Women behaving badly: Kanno Sugako

Written by Vanessa Offiong
Kanno Sugako (1881 -- 1911) was one of Japan's first female journalists and notable feminists, famous for her writing which explored the countless oppressions women faced in a modernizing society.
She often condemned society's praising of "feminine virtues" such as chastity: "Where do all of these depraved men get the right to emphasize chastity? Before they begin stressing women's chastity, they ought to perfect their own male chastity, and concentrate on becoming wise fathers and good husbands!" But Sugako was also opposed to sex work, seeing geishas at first as "morally corrupt individuals" and later as "fallen women."
Kanno Sugako, also called Kanno Suga, circa 1905 in Japan.
Born into hardship (she reportedly lost her mother at 10, was raised by a stepmother and raped at 15) Sugako became a central figure in the early Japanese anarchist and socialist movements and urged women to develop self-awareness.

EXCERPTED DATA

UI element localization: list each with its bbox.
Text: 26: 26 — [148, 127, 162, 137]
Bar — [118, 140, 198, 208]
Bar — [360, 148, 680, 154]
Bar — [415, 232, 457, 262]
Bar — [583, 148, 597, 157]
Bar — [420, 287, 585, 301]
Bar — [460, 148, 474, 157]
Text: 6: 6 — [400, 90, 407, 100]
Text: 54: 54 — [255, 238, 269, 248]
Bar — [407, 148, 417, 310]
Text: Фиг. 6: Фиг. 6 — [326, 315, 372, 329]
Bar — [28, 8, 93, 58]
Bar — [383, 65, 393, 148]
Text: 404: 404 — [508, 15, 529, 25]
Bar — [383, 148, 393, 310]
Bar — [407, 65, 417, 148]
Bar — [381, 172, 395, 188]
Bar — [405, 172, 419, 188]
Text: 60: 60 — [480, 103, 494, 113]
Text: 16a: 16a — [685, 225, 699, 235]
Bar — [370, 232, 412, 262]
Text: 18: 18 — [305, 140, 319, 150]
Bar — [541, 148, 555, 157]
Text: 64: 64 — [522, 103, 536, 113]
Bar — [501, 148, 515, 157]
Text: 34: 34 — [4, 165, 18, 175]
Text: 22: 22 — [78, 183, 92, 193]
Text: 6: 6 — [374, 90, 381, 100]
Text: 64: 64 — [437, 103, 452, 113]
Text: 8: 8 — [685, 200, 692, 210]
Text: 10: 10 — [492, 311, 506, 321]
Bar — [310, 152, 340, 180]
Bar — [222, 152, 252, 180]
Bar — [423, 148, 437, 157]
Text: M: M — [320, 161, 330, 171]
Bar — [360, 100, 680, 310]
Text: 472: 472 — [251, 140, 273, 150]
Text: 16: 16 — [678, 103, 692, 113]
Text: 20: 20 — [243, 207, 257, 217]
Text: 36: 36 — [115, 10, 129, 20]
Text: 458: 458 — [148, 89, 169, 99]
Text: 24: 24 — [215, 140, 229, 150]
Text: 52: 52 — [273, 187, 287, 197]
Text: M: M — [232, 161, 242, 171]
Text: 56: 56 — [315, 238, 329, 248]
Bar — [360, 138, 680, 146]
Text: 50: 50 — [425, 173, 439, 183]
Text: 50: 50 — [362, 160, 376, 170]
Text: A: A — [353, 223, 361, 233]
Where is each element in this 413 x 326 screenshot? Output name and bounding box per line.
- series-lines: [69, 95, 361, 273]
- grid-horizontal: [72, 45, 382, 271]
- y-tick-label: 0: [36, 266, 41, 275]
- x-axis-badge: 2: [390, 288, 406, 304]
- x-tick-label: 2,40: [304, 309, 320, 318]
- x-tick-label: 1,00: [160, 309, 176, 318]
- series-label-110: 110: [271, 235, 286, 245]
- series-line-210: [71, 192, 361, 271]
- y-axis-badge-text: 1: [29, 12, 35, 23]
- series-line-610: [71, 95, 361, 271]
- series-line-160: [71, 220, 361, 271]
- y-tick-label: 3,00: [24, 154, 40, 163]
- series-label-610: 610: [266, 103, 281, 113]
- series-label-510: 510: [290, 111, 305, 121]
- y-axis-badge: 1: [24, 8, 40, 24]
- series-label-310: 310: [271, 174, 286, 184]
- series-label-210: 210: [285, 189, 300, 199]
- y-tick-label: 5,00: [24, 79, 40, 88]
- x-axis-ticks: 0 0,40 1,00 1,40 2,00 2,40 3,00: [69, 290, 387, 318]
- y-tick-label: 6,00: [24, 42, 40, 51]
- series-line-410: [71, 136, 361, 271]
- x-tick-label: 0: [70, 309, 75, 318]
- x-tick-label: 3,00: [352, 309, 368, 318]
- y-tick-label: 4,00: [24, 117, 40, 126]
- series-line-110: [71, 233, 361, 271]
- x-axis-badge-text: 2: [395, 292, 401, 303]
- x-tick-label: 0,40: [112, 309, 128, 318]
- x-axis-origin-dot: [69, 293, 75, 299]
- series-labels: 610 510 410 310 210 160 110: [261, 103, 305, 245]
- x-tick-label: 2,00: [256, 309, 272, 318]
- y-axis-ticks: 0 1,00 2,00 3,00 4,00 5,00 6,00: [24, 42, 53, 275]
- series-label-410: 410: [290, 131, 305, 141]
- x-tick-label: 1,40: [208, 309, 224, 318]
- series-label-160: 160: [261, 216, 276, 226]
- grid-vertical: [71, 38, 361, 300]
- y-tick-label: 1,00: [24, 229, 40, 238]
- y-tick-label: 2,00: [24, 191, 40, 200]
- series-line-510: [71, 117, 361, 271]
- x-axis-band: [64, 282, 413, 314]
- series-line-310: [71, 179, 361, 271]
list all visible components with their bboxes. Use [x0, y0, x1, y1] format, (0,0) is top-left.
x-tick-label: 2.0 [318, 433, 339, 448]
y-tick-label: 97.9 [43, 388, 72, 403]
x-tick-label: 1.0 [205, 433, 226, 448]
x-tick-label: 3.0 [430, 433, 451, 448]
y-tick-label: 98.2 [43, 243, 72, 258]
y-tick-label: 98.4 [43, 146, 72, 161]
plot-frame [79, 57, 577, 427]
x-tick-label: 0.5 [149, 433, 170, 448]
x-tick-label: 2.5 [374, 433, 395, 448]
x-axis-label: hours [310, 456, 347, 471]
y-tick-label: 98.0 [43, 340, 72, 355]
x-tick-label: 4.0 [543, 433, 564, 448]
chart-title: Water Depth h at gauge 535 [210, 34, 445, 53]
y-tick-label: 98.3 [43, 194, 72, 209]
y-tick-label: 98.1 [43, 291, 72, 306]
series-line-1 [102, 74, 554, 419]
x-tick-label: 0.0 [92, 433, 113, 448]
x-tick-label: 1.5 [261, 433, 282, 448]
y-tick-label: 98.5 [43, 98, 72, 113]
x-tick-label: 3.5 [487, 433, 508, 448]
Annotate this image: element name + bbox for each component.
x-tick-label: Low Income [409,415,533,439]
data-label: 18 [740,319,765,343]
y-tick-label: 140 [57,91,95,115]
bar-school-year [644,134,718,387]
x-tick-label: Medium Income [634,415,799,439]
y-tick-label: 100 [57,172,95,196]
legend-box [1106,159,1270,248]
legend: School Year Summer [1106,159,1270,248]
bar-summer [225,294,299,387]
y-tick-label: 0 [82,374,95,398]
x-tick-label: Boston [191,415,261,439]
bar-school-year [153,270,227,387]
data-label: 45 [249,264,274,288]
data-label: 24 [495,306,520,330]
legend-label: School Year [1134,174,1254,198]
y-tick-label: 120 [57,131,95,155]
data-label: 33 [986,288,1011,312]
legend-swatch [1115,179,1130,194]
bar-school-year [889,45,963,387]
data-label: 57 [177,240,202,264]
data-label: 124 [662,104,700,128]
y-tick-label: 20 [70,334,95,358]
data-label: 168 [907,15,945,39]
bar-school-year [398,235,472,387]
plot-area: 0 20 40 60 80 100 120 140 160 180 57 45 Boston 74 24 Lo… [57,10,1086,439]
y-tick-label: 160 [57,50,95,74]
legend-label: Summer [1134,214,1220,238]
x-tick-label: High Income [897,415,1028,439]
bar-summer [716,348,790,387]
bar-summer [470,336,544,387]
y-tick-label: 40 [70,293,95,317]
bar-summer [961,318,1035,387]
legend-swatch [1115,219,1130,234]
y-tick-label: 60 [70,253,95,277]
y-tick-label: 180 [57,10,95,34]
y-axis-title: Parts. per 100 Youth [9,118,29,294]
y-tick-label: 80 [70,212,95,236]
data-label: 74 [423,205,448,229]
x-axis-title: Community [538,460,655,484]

EXERCISE DIRECTIONS
Retype the passage about Kanno Sugako word for word, starting at "She often condemned" and ending at "1905 in Japan.".

CORRECT RESPONSE
She often condemned society's praising of "feminine virtues" such as chastity: "Where do all of these depraved men get the right to emphasize chastity? Before they begin stressing women's chastity, they ought to perfect their own male chastity, and concentrate on becoming wise fathers and good husbands!" But Sugako was also opposed to sex work, seeing geishas at first as "morally corrupt individuals" and later as "fallen women."
Kanno Sugako, also called Kanno Suga, circa 1905 in Japan.